• Stored records:
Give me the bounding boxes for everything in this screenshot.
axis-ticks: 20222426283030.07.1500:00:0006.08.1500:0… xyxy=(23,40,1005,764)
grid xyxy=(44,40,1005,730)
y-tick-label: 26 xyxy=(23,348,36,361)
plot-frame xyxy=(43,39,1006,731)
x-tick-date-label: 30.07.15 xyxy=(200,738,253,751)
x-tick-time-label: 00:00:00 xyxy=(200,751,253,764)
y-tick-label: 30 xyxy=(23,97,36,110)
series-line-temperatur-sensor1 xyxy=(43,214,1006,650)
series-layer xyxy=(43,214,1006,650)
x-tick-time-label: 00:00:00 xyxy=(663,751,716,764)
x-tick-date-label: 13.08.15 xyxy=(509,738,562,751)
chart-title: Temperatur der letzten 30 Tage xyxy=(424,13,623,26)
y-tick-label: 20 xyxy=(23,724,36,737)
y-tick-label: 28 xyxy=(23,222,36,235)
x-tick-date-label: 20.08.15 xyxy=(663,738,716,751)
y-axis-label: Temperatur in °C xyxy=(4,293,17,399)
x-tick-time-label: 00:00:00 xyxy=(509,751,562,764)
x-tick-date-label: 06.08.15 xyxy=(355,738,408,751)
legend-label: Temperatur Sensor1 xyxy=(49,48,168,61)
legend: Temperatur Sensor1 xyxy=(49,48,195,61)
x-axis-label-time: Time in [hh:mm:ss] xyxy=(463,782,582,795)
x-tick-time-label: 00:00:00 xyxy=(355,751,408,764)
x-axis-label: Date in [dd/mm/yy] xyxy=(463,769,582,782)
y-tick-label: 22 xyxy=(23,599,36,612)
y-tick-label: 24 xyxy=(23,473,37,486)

• Exercise instructions: Reproduce every line of the material above verbatim, in its original order.

• Answer in full:
Give me the bounding boxes for everything in this screenshot.
axis-ticks: 20222426283030.07.1500:00:0006.08.1500:0… xyxy=(23,40,1005,764)
grid xyxy=(44,40,1005,730)
y-tick-label: 26 xyxy=(23,348,36,361)
plot-frame xyxy=(43,39,1006,731)
x-tick-date-label: 30.07.15 xyxy=(200,738,253,751)
x-tick-time-label: 00:00:00 xyxy=(200,751,253,764)
y-tick-label: 30 xyxy=(23,97,36,110)
series-line-temperatur-sensor1 xyxy=(43,214,1006,650)
series-layer xyxy=(43,214,1006,650)
x-tick-time-label: 00:00:00 xyxy=(663,751,716,764)
x-tick-date-label: 13.08.15 xyxy=(509,738,562,751)
chart-title: Temperatur der letzten 30 Tage xyxy=(424,13,623,26)
y-tick-label: 20 xyxy=(23,724,36,737)
y-tick-label: 28 xyxy=(23,222,36,235)
x-tick-date-label: 20.08.15 xyxy=(663,738,716,751)
y-axis-label: Temperatur in °C xyxy=(4,293,17,399)
x-tick-time-label: 00:00:00 xyxy=(509,751,562,764)
x-tick-date-label: 06.08.15 xyxy=(355,738,408,751)
legend-label: Temperatur Sensor1 xyxy=(49,48,168,61)
legend: Temperatur Sensor1 xyxy=(49,48,195,61)
x-axis-label-time: Time in [hh:mm:ss] xyxy=(463,782,582,795)
x-tick-time-label: 00:00:00 xyxy=(355,751,408,764)
x-axis-label: Date in [dd/mm/yy] xyxy=(463,769,582,782)
y-tick-label: 22 xyxy=(23,599,36,612)
y-tick-label: 24 xyxy=(23,473,37,486)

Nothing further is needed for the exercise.